*What is required*. Count lines with the string "this" in them. State the number alone.

# Start of Exercise materials

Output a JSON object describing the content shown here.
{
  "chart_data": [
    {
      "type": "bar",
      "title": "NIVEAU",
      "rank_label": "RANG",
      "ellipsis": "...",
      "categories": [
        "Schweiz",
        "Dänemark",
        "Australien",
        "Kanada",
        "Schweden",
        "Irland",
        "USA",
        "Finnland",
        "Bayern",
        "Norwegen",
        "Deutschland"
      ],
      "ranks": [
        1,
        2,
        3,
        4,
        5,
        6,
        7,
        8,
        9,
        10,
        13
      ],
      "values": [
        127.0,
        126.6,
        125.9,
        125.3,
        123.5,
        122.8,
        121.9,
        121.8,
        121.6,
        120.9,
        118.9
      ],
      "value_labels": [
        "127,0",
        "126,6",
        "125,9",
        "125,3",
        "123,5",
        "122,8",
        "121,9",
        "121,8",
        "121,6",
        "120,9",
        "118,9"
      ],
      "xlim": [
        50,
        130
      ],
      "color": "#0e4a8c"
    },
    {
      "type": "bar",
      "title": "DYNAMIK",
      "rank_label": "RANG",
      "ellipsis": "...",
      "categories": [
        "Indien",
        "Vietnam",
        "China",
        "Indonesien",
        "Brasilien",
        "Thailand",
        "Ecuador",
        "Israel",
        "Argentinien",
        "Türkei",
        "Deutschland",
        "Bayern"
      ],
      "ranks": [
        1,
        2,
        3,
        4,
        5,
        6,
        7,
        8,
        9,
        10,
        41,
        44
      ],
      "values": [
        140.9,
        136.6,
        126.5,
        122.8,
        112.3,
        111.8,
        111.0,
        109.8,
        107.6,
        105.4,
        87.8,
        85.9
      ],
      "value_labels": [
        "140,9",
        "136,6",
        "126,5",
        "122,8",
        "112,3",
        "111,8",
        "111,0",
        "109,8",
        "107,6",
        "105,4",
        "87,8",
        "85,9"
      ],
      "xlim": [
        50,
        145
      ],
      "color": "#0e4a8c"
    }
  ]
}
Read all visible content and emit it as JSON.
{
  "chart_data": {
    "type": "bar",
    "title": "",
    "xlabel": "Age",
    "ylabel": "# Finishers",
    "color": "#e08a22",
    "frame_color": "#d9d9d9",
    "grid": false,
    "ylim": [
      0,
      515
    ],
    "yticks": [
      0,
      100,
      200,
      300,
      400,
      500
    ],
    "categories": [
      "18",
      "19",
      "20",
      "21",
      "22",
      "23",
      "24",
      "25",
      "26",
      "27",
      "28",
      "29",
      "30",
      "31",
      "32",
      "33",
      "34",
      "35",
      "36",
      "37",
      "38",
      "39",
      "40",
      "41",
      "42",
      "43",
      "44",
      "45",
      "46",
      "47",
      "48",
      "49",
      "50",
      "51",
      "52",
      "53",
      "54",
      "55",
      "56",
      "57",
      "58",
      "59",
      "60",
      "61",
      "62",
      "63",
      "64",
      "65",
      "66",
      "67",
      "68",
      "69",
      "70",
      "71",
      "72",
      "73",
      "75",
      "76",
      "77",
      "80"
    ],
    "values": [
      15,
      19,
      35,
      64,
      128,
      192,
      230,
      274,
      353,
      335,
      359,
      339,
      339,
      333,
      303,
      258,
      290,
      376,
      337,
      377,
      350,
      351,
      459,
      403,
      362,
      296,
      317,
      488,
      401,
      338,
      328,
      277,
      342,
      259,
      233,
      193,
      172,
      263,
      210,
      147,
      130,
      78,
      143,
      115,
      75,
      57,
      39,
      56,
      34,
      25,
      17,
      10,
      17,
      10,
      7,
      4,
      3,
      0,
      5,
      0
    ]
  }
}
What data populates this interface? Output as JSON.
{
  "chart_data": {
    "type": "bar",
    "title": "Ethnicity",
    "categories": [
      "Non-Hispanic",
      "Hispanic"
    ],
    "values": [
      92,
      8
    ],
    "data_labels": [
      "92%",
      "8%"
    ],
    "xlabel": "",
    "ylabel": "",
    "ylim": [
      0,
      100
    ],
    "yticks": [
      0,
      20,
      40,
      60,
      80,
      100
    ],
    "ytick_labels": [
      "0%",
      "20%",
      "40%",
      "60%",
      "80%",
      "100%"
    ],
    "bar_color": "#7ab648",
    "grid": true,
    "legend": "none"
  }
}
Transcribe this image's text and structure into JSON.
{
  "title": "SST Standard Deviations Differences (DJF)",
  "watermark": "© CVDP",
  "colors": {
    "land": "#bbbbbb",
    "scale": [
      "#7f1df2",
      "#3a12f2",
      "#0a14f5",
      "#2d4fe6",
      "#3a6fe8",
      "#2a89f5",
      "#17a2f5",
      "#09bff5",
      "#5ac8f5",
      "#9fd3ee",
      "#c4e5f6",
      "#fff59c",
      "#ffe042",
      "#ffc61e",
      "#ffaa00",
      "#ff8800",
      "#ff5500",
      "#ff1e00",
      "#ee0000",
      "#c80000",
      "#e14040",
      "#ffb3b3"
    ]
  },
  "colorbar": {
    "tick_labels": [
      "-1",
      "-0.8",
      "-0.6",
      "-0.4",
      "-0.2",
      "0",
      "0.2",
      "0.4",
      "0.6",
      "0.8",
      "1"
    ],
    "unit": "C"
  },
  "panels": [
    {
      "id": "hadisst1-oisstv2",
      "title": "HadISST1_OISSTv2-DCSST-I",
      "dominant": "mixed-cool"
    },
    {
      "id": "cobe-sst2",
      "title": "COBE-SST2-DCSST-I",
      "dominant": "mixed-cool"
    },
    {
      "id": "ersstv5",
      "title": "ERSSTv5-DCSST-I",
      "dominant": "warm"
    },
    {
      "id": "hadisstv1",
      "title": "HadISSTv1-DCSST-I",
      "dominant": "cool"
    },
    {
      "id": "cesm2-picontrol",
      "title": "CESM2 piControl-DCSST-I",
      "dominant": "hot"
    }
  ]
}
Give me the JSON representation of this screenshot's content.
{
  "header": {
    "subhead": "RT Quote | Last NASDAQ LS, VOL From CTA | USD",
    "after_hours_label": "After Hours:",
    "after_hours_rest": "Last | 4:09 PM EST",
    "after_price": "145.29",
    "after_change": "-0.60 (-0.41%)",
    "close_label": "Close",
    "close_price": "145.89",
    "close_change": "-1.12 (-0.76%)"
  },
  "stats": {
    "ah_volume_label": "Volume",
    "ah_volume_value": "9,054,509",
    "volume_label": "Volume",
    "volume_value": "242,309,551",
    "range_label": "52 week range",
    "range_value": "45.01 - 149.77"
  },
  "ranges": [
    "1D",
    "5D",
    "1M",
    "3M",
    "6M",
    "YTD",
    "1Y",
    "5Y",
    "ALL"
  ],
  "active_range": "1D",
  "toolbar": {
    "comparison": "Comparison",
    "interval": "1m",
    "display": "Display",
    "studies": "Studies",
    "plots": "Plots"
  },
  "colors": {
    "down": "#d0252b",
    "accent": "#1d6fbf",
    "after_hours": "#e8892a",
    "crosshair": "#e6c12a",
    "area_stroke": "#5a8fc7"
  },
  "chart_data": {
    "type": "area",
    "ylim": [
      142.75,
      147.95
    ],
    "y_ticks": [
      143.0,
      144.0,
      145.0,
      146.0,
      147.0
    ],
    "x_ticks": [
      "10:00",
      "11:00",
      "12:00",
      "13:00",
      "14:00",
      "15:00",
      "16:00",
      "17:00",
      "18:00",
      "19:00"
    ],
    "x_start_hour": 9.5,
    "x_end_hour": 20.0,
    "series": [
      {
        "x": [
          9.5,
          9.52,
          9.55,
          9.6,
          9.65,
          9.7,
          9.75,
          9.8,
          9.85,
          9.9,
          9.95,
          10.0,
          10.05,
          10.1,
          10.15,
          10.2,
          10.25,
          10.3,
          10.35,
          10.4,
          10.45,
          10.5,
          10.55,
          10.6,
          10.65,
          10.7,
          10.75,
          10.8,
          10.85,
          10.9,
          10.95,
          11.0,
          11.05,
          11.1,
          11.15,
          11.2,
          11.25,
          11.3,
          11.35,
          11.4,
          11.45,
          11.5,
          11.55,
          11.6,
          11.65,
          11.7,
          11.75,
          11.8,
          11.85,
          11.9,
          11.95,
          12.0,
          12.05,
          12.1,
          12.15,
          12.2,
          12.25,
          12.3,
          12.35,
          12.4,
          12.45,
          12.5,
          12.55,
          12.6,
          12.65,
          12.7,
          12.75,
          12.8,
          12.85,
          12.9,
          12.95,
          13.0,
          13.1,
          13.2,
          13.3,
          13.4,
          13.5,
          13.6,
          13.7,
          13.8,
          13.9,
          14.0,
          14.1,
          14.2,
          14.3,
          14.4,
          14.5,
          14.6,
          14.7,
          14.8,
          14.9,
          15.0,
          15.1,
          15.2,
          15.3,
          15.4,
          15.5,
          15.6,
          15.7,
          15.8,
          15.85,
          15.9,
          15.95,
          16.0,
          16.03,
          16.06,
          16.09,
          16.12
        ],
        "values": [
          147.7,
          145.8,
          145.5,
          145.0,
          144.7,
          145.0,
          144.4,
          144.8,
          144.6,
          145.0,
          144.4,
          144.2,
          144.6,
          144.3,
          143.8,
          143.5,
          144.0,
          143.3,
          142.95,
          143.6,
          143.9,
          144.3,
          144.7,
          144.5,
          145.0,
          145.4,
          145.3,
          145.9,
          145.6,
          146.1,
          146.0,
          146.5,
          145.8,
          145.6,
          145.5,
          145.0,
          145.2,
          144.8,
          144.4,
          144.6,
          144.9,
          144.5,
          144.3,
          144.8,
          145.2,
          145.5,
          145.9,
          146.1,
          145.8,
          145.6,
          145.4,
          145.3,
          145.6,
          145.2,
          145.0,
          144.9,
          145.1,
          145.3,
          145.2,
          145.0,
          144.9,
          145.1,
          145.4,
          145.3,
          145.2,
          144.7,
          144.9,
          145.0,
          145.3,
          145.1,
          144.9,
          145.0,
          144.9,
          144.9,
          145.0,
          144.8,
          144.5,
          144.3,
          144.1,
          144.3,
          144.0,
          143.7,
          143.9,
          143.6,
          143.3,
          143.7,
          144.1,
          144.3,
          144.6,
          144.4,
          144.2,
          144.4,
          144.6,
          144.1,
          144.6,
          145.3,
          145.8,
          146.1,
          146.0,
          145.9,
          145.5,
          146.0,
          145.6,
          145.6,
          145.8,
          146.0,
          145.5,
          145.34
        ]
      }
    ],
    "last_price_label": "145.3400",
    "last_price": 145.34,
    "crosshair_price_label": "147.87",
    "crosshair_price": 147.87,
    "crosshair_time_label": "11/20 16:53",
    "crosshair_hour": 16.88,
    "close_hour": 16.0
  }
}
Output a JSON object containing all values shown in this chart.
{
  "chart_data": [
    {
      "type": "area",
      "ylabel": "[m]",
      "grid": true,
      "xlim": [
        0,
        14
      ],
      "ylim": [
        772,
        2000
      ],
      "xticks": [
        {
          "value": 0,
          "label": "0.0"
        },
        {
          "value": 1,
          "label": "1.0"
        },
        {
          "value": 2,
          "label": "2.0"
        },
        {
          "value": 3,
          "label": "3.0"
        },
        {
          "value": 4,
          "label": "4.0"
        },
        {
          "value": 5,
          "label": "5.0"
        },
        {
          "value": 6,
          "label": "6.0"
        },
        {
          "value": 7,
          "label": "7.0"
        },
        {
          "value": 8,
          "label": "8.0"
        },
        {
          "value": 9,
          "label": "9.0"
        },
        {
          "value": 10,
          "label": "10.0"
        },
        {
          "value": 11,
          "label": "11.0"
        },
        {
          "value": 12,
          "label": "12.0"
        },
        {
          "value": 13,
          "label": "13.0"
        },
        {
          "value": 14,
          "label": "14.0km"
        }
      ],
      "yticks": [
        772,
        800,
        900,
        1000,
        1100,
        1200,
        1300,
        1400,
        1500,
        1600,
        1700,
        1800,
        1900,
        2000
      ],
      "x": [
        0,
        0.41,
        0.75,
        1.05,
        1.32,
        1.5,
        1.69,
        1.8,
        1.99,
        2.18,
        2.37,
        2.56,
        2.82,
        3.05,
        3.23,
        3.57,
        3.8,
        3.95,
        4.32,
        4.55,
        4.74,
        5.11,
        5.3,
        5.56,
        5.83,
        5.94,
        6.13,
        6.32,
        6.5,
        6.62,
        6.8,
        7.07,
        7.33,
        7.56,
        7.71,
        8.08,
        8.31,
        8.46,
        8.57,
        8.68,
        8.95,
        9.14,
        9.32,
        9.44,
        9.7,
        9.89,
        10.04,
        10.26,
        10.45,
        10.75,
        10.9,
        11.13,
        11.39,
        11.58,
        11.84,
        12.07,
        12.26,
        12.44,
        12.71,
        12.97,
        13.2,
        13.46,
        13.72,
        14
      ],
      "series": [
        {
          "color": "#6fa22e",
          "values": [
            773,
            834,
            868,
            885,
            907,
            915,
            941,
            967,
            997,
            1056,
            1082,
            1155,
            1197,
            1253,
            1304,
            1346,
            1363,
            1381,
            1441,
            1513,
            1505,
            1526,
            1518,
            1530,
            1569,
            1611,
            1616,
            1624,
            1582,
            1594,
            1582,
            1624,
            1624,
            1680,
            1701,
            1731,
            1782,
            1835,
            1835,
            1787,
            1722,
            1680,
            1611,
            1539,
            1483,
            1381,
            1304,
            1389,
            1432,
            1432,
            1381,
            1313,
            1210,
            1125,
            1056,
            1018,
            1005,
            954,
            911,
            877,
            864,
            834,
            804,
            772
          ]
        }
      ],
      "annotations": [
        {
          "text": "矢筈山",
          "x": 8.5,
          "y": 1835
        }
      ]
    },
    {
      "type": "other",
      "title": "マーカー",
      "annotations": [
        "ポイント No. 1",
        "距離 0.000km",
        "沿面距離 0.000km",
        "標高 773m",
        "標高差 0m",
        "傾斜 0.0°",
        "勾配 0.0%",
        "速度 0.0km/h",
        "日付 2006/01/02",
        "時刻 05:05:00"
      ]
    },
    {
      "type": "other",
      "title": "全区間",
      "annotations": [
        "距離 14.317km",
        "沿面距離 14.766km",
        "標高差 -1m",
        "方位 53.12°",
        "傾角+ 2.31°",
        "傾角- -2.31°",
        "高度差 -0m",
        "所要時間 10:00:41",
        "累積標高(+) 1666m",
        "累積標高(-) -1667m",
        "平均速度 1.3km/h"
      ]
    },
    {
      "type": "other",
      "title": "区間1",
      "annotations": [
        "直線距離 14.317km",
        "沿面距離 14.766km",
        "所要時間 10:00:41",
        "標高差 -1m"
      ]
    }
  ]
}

# End of Exercise materials

*Written response*. 4